- GIVEN PROBLEM: Identify every line containing the word "applicable" and reproduce each one.

(Dataset excerpt)
◇ ◇ ◇ ◇ ◇

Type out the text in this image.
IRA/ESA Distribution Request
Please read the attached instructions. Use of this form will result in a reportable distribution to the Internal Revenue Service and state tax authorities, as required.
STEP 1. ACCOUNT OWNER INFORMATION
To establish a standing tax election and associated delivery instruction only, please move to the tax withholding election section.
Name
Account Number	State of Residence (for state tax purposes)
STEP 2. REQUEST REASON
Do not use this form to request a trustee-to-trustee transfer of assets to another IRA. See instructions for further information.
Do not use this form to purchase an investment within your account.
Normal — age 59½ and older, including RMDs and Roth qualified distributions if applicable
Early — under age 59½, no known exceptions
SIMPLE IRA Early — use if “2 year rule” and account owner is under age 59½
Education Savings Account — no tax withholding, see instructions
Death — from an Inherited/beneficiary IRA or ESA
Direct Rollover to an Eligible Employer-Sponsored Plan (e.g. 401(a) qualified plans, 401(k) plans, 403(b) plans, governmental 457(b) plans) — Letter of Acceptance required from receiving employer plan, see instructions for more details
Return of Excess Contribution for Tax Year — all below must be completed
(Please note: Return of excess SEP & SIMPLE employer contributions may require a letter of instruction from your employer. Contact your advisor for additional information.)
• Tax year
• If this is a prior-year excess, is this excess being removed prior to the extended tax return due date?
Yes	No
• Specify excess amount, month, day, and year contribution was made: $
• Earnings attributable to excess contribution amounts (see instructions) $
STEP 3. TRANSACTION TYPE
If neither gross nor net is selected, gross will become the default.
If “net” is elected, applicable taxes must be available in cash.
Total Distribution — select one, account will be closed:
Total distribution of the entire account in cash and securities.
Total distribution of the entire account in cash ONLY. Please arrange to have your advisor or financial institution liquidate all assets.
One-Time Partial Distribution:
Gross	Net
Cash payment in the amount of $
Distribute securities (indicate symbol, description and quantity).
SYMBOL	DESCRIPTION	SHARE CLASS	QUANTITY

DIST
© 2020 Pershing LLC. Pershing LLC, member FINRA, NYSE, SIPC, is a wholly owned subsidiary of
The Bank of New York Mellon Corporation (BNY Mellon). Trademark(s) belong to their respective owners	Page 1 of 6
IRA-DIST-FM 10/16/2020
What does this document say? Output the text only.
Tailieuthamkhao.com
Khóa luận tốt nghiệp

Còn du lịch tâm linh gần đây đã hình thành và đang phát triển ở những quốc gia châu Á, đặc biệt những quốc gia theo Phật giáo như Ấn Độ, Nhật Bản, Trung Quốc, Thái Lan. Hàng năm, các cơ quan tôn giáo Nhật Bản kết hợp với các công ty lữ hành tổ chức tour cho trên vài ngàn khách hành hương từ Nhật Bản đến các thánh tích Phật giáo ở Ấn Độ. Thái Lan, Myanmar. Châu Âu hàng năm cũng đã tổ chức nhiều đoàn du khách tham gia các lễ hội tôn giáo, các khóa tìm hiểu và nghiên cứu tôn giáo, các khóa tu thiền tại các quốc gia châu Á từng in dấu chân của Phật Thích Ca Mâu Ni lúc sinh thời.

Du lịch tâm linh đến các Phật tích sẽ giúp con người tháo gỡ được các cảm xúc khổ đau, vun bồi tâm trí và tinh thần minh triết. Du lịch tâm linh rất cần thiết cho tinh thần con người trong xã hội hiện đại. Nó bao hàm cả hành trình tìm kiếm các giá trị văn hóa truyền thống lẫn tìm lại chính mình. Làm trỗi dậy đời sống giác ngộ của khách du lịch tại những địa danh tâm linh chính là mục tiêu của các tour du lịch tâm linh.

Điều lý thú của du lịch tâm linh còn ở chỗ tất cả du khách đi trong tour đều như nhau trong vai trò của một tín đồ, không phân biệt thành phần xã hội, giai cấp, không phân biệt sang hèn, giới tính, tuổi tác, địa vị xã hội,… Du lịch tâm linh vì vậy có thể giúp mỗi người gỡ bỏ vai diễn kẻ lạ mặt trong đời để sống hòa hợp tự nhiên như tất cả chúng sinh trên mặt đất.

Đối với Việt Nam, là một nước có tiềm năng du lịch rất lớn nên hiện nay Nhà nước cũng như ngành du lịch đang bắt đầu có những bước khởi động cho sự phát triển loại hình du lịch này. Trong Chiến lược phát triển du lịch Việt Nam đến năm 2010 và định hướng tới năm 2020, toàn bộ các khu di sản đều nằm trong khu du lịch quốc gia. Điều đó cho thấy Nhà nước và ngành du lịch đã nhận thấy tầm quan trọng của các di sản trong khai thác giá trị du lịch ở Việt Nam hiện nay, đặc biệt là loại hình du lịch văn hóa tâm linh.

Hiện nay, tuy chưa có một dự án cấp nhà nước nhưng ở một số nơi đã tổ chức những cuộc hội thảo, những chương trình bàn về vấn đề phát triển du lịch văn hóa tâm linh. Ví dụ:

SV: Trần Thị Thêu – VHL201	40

◇ ◇ ◇ ◇ ◇

- RESPONSE TO THE TASK:
Normal — age 59½ and older, including RMDs and Roth qualified distributions if applicable
If “net” is elected, applicable taxes must be available in cash.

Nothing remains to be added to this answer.